Collected data
::::::

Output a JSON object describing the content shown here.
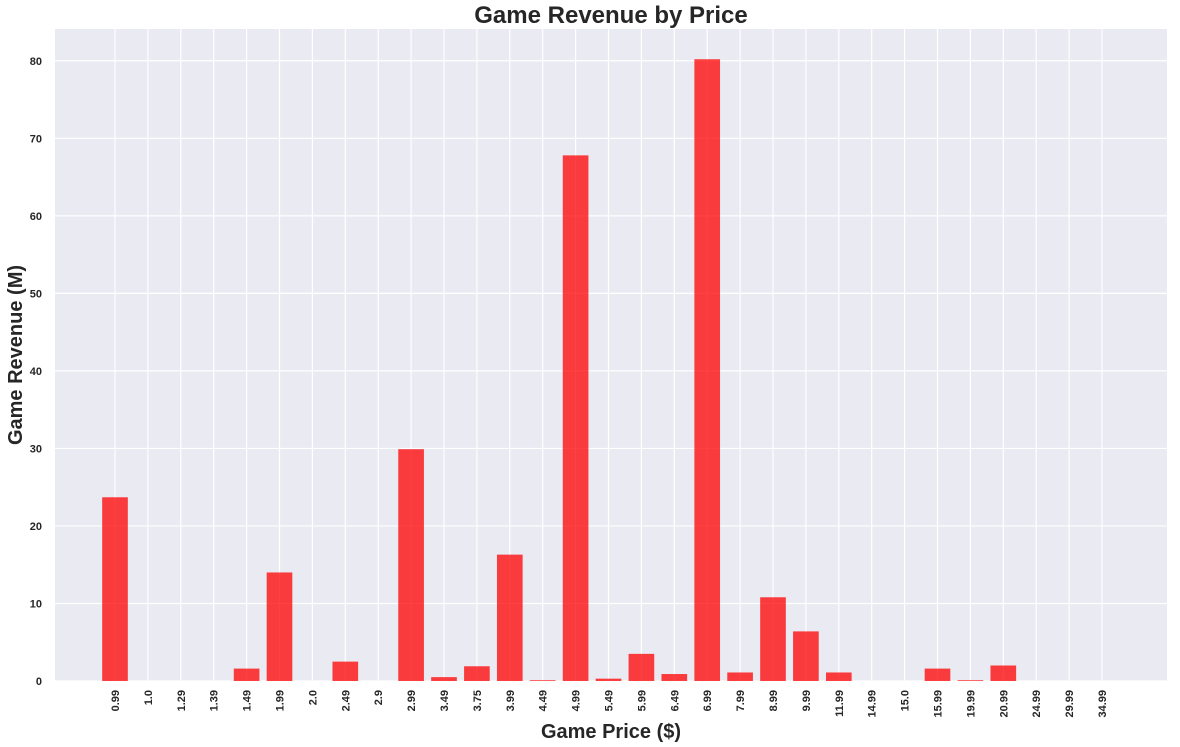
{
  "chart_data": {
    "type": "bar",
    "title": "Game Revenue by Price",
    "xlabel": "Game Price ($)",
    "ylabel": "Game Revenue (M)",
    "categories": [
      "0.99",
      "1.0",
      "1.29",
      "1.39",
      "1.49",
      "1.99",
      "2.0",
      "2.49",
      "2.9",
      "2.99",
      "3.49",
      "3.75",
      "3.99",
      "4.49",
      "4.99",
      "5.49",
      "5.99",
      "6.49",
      "6.99",
      "7.99",
      "8.99",
      "9.99",
      "11.99",
      "14.99",
      "15.0",
      "15.99",
      "19.99",
      "20.99",
      "24.99",
      "29.99",
      "34.99"
    ],
    "values": [
      23.7,
      0,
      0,
      0,
      1.6,
      14.0,
      0,
      2.5,
      0,
      29.9,
      0.5,
      1.9,
      16.3,
      0.1,
      67.8,
      0.3,
      3.5,
      0.9,
      80.2,
      1.1,
      10.8,
      6.4,
      1.1,
      0,
      0,
      1.6,
      0.1,
      2.0,
      0,
      0,
      0
    ],
    "yticks": [
      0,
      10,
      20,
      30,
      40,
      50,
      60,
      70,
      80
    ],
    "ylim": [
      0,
      84.1
    ],
    "grid": true,
    "colors": {
      "bar": "#ff0000",
      "bar_opacity": 0.75,
      "plot_background": "#eaeaf2",
      "grid": "#ffffff"
    }
  }
}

::::::

● To do
In the copy, include no pictures; restate the listing above exactly.

● Written answer
Output a JSON object describing the content shown here.
{
  "chart_data": {
    "type": "bar",
    "title": "Game Revenue by Price",
    "xlabel": "Game Price ($)",
    "ylabel": "Game Revenue (M)",
    "categories": [
      "0.99",
      "1.0",
      "1.29",
      "1.39",
      "1.49",
      "1.99",
      "2.0",
      "2.49",
      "2.9",
      "2.99",
      "3.49",
      "3.75",
      "3.99",
      "4.49",
      "4.99",
      "5.49",
      "5.99",
      "6.49",
      "6.99",
      "7.99",
      "8.99",
      "9.99",
      "11.99",
      "14.99",
      "15.0",
      "15.99",
      "19.99",
      "20.99",
      "24.99",
      "29.99",
      "34.99"
    ],
    "values": [
      23.7,
      0,
      0,
      0,
      1.6,
      14.0,
      0,
      2.5,
      0,
      29.9,
      0.5,
      1.9,
      16.3,
      0.1,
      67.8,
      0.3,
      3.5,
      0.9,
      80.2,
      1.1,
      10.8,
      6.4,
      1.1,
      0,
      0,
      1.6,
      0.1,
      2.0,
      0,
      0,
      0
    ],
    "yticks": [
      0,
      10,
      20,
      30,
      40,
      50,
      60,
      70,
      80
    ],
    "ylim": [
      0,
      84.1
    ],
    "grid": true,
    "colors": {
      "bar": "#ff0000",
      "bar_opacity": 0.75,
      "plot_background": "#eaeaf2",
      "grid": "#ffffff"
    }
  }
}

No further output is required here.